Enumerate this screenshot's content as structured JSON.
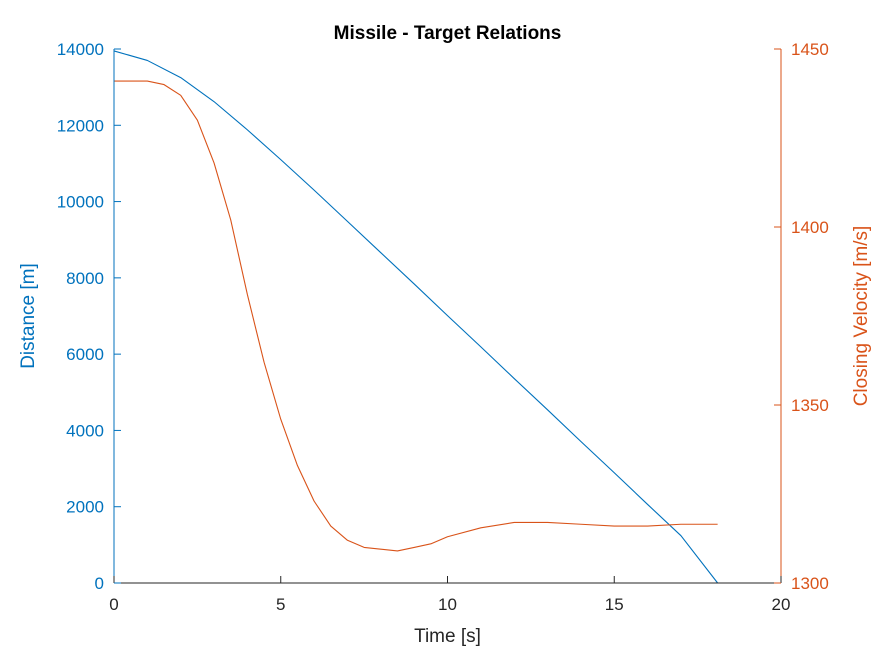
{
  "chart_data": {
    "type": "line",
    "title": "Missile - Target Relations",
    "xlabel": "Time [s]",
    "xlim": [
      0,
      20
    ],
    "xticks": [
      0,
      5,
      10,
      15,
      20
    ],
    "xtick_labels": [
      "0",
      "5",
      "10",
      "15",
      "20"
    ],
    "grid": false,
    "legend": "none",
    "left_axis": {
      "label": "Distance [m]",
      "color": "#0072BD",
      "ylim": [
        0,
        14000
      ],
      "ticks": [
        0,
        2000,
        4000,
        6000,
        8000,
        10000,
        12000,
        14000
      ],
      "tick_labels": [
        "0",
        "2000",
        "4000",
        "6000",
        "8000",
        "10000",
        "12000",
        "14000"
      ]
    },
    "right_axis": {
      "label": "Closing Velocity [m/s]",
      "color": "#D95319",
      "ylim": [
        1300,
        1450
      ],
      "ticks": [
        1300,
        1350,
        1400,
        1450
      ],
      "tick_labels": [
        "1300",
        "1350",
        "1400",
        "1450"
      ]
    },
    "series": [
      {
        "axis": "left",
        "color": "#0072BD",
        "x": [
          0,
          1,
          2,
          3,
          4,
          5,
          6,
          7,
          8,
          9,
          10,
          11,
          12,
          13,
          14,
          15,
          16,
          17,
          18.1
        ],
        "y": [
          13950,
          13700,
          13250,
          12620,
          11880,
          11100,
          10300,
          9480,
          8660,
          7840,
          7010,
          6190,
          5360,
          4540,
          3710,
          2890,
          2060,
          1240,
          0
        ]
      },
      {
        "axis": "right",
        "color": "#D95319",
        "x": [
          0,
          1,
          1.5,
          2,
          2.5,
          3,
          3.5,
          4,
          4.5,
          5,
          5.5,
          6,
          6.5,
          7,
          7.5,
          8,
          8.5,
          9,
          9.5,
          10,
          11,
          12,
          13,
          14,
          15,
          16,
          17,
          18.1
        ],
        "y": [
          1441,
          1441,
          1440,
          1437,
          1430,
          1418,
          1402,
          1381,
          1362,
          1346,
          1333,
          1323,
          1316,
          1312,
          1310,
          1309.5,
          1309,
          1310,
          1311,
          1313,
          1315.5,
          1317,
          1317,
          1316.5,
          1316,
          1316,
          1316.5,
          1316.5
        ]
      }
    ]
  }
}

**********

Transcribe all the records above word for word, without their images.

Enumerate this screenshot's content as structured JSON.
{
  "chart_data": {
    "type": "line",
    "title": "Missile - Target Relations",
    "xlabel": "Time [s]",
    "xlim": [
      0,
      20
    ],
    "xticks": [
      0,
      5,
      10,
      15,
      20
    ],
    "xtick_labels": [
      "0",
      "5",
      "10",
      "15",
      "20"
    ],
    "grid": false,
    "legend": "none",
    "left_axis": {
      "label": "Distance [m]",
      "color": "#0072BD",
      "ylim": [
        0,
        14000
      ],
      "ticks": [
        0,
        2000,
        4000,
        6000,
        8000,
        10000,
        12000,
        14000
      ],
      "tick_labels": [
        "0",
        "2000",
        "4000",
        "6000",
        "8000",
        "10000",
        "12000",
        "14000"
      ]
    },
    "right_axis": {
      "label": "Closing Velocity [m/s]",
      "color": "#D95319",
      "ylim": [
        1300,
        1450
      ],
      "ticks": [
        1300,
        1350,
        1400,
        1450
      ],
      "tick_labels": [
        "1300",
        "1350",
        "1400",
        "1450"
      ]
    },
    "series": [
      {
        "axis": "left",
        "color": "#0072BD",
        "x": [
          0,
          1,
          2,
          3,
          4,
          5,
          6,
          7,
          8,
          9,
          10,
          11,
          12,
          13,
          14,
          15,
          16,
          17,
          18.1
        ],
        "y": [
          13950,
          13700,
          13250,
          12620,
          11880,
          11100,
          10300,
          9480,
          8660,
          7840,
          7010,
          6190,
          5360,
          4540,
          3710,
          2890,
          2060,
          1240,
          0
        ]
      },
      {
        "axis": "right",
        "color": "#D95319",
        "x": [
          0,
          1,
          1.5,
          2,
          2.5,
          3,
          3.5,
          4,
          4.5,
          5,
          5.5,
          6,
          6.5,
          7,
          7.5,
          8,
          8.5,
          9,
          9.5,
          10,
          11,
          12,
          13,
          14,
          15,
          16,
          17,
          18.1
        ],
        "y": [
          1441,
          1441,
          1440,
          1437,
          1430,
          1418,
          1402,
          1381,
          1362,
          1346,
          1333,
          1323,
          1316,
          1312,
          1310,
          1309.5,
          1309,
          1310,
          1311,
          1313,
          1315.5,
          1317,
          1317,
          1316.5,
          1316,
          1316,
          1316.5,
          1316.5
        ]
      }
    ]
  }
}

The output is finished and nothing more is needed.